### WHAT YOU NEED TO DO
A. Write out the passage of the random-opportunity solution between "for i from 1" and "the 4th opportunity...", inclusive.
B. Continue the solution on choosing a random opportunity to wash dishes, picking up after its last sentence.

### PAGE EXCERPT

  0+----------------------------------------------------------------*--*--*--*--*--*--*--*--*--*--*--*--*--*--*--*--*--*--*--*--*--*--*--*--*--*--*--*--*-
     1  2  3  4  5  6  7  8  9 10 11 12 13 14 15 16 17 18 19 20 21 22 23 24 25 26 27 28 29 30 31 32 33 34 35 36 37 38 39 40 41 42 43 44 45 46 47 48 49 50 

Solution

  • Given N opportunities to accomplish a task, with each opportunity having an equal probability of 1/N, you can pick a random opportunity on-the-fly using the following algorithm. (I don't know Ruby so I used pseudocode.)

    for i from 1 to N
        r = random integer from 0 to N-i inclusive
        if r == 0
            return 2*i  // wash dishes now, at the ith opportunity (2*i minutes)
                        // otherwise continue the loop
    

    For the case of N=50, this means the first opportunity has a probability of p(1) = 1/50. Afterward, the second opportunity has probability p(2) = 1/49. After this, p(3) = 1/48, ans so on until p(50) = 1/1, meaning we must do the task at the last opportunity if we haven't already.


    We can confirm this gives a uniform probability for each opportunity just by multiplying the individual probabilities up until a given point. For example, the chance of taking the 4th opportunity...

    • the probability of not doing the task on the 1st opportunity is 49/50
    • the probability of not doing the task on the 2nd opportunity is 48/49
    • the probability of not doing the task on the 3rd opportunity is 47/48
    • the probability of doing the task on the 4th opportunity is 1/47

    The product would be 49/50 * 48/49 * 47/48 * 1/47 = 1/50, as desired.


    In other words: probability = check_number/number_of_checks.to_f needs to be changed to: probability = 1.0/(number_of_checks - check_number)

### SUPPLIED ENTRIES
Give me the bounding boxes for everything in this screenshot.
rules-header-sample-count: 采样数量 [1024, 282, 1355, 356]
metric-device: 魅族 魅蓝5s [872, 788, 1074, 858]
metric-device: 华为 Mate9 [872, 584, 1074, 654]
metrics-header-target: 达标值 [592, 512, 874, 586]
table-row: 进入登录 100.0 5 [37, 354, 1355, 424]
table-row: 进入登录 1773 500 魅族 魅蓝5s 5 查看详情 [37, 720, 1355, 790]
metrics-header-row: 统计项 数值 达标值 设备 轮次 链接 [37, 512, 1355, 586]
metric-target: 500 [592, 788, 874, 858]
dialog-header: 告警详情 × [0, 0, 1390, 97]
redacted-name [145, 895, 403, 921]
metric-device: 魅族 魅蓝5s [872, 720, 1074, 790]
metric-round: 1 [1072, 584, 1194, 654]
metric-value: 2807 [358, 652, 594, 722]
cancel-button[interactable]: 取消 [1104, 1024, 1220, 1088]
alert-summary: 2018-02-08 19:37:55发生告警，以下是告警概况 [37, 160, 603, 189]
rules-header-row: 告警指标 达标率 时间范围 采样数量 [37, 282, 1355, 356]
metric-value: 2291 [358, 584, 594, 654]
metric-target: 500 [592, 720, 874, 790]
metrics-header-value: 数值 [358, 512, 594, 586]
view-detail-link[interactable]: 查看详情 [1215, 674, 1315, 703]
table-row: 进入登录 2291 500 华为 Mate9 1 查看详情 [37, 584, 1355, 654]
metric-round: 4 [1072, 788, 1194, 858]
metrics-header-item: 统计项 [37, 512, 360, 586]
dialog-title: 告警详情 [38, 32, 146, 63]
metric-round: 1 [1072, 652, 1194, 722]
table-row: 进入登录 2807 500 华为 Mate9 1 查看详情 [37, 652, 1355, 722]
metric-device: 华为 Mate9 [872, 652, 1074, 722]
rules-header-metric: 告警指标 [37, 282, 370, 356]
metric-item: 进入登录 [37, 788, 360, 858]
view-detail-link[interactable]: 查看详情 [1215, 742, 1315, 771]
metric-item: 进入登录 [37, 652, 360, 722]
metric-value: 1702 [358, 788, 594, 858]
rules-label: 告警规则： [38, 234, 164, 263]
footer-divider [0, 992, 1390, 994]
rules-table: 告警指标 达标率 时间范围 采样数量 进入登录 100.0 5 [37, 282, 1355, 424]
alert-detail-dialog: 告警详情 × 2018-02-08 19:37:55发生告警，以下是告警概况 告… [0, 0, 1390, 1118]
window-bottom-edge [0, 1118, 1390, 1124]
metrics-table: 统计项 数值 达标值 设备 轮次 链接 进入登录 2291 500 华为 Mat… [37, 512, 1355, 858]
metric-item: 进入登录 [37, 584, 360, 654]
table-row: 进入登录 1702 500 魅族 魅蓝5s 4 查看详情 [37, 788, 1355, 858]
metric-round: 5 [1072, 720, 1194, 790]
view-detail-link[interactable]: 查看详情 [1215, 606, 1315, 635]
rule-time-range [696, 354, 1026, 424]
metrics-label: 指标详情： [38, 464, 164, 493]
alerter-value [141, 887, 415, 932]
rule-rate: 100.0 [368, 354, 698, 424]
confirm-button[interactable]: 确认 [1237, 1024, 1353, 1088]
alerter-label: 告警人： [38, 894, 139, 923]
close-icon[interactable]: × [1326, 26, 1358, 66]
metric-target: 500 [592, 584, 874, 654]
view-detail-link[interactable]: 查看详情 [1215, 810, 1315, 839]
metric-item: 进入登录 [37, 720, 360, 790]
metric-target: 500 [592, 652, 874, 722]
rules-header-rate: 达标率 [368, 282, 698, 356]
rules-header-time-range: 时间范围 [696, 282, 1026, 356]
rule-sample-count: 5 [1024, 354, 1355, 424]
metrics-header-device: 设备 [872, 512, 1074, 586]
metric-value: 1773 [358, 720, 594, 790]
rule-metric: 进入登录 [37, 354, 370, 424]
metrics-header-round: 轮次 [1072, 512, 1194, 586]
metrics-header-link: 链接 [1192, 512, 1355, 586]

### YOUR RESPONSES
A.
for i from 1 to N
        r = random integer from 0 to N-i inclusive
        if r == 0
            return 2*i  // wash dishes now, at the ith opportunity (2*i minutes)
                        // otherwise continue the loop
    

    For the case of N=50, this means the first opportunity has a probability of p(1) = 1/50. Afterward, the second opportunity has probability p(2) = 1/49. After this, p(3) = 1/48, ans so on until p(50) = 1/1, meaning we must do the task at the last opportunity if we haven't already.


    We can confirm this gives a uniform probability for each opportunity just by multiplying the individual probabilities up until a given point. For example, the chance of taking the 4th opportunity...

B.
    This will render:

    260|                                                                                                                *                                     
    240|                                           *                                                                       *                                  
    220|             *                                *  *              *              *     *              *     *  *        *  *  *              *  *       
    200| *  *  *  *           *  *              *           *  *  *  *     *  *  *  *           *        *     *                       *  *              *    
    180|                *  *        *  *  *  *                                            *        *  *                                      *  *             
    160|                                                                                                                                                      
    140|                                                                                                                                                      
    120|                                                                                                                                                      
    100|                                                                                                                                                      
     80|                                                                                                                                                      
     60|                                                                                                                                                      
     40|                                                                                                                                                      
     20|                                                                                                                                                      
      0+----------------------------------------------------------------------------------------------------------------------------------------------------*-
         1  2  3  4  5  6  7  8  9 10 11 12 13 14 15 16 17 18 19 20 21 22 23 24 25 26 27 28 29 30 31 32 33 34 35 36 37 38 39 40 41 42 43 44 45 46 47 48 49 50 
    

    If you are especially curious, you can actually generate a uniform distribution even if you don't know number of opportunities N ahead of time. See reservoir sampling for how to do this.